Records for the exercise —
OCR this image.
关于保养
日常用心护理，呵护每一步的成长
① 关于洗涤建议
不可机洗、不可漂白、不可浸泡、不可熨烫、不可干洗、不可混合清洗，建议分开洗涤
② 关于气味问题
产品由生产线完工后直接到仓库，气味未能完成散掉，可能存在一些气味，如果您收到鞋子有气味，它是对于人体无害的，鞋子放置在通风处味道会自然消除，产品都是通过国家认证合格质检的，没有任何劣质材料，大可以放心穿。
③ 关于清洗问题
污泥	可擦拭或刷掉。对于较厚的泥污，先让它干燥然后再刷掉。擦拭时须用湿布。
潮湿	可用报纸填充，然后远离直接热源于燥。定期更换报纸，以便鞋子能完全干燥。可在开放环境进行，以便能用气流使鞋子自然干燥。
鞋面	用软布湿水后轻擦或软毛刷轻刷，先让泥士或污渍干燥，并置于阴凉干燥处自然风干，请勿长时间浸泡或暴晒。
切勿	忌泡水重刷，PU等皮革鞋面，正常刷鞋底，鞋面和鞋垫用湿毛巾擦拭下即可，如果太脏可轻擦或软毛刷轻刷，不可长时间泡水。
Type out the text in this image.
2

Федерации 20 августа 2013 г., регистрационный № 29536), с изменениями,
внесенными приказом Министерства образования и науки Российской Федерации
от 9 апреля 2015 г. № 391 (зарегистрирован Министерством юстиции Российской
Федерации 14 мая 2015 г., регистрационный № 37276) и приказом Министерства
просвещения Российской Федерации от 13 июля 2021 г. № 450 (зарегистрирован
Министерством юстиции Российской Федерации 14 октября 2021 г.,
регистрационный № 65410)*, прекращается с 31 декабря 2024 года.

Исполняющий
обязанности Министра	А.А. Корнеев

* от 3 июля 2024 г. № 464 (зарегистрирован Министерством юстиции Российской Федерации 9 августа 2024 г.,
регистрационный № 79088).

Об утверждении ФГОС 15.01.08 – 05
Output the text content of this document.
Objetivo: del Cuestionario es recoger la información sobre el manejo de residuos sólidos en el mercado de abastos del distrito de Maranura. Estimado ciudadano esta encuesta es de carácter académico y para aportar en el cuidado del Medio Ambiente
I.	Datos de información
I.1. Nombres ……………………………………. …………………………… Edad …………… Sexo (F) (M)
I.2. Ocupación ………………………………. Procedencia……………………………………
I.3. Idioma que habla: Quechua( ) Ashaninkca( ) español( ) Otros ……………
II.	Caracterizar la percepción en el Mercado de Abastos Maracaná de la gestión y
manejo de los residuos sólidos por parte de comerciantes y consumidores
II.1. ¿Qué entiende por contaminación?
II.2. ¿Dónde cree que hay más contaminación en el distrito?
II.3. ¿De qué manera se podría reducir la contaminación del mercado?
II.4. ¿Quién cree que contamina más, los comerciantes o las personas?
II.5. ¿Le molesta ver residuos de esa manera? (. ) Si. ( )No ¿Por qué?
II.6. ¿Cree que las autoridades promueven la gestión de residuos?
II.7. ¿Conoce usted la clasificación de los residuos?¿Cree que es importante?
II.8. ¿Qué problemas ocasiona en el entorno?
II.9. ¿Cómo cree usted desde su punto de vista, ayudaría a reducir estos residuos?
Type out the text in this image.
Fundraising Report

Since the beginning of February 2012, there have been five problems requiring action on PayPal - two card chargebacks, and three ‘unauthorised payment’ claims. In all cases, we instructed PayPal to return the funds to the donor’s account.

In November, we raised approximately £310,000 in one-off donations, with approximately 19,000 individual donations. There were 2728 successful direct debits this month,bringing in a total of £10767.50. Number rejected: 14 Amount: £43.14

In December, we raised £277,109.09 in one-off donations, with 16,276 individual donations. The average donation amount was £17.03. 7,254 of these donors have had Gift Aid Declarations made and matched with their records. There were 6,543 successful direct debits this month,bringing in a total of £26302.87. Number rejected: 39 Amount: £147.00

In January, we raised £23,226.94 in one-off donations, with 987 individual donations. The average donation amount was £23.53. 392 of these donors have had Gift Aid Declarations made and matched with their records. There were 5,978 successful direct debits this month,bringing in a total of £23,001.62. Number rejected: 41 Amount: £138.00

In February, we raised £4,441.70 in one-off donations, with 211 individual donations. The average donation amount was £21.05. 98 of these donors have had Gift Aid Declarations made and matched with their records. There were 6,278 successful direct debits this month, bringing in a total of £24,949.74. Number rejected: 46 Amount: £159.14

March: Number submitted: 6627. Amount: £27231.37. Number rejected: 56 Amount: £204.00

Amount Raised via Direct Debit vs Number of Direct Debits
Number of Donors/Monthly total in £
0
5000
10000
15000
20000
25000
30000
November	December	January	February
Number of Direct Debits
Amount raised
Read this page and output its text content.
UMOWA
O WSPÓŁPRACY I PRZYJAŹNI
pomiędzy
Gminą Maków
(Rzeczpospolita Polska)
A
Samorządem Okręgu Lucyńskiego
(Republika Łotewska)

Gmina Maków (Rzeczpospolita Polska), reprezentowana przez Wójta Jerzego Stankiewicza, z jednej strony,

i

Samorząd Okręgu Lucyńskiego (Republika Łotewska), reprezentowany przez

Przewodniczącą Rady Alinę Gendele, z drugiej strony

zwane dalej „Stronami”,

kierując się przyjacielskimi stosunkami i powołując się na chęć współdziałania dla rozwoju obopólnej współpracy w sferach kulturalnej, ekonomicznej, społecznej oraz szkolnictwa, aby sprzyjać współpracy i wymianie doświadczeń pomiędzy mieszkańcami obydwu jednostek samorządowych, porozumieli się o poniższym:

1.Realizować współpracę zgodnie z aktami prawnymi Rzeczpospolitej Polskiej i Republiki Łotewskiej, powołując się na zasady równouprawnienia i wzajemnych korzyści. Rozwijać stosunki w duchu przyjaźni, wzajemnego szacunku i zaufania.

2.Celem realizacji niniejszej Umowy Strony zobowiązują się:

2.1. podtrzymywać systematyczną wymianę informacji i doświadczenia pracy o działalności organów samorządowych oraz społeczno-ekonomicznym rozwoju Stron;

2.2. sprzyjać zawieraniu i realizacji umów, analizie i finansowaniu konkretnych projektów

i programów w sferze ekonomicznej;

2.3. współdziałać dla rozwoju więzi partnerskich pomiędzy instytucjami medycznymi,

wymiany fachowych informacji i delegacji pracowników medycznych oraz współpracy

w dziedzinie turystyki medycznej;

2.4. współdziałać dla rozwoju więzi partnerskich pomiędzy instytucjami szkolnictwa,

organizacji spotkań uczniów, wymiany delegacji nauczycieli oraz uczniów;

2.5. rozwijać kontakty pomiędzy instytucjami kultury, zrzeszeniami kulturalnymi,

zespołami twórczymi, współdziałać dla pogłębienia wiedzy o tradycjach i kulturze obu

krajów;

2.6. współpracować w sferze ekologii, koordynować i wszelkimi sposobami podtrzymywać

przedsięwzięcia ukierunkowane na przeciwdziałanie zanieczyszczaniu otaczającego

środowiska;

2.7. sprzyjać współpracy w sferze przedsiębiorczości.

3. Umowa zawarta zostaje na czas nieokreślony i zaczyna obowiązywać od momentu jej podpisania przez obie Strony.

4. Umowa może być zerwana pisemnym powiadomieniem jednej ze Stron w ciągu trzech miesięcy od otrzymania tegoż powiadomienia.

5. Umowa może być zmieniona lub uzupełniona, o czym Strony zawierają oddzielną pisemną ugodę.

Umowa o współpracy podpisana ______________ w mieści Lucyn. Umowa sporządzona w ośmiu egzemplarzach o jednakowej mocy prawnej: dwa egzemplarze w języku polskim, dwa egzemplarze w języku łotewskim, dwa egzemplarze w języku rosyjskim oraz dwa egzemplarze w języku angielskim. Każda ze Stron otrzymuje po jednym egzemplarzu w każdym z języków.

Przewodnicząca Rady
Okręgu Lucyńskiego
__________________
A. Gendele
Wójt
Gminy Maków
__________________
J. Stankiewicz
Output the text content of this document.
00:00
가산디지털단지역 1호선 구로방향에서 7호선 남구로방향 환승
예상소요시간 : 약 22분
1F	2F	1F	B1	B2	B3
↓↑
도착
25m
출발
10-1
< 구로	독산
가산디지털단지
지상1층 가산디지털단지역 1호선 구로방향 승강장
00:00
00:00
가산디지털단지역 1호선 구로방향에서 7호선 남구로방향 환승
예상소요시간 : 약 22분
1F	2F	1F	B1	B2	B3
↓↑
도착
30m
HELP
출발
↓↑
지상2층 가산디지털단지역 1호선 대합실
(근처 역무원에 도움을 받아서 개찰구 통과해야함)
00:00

Prompt —
Report all lines of the data that include the word "November".

Result of the exercise —
In November, we raised approximately £310,000 in one-off donations, with approximately 19,000 individual donations. There were 2728 successful direct debits this month,bringing in a total of £10767.50. Number rejected: 14 Amount: £43.14
November	December	January	February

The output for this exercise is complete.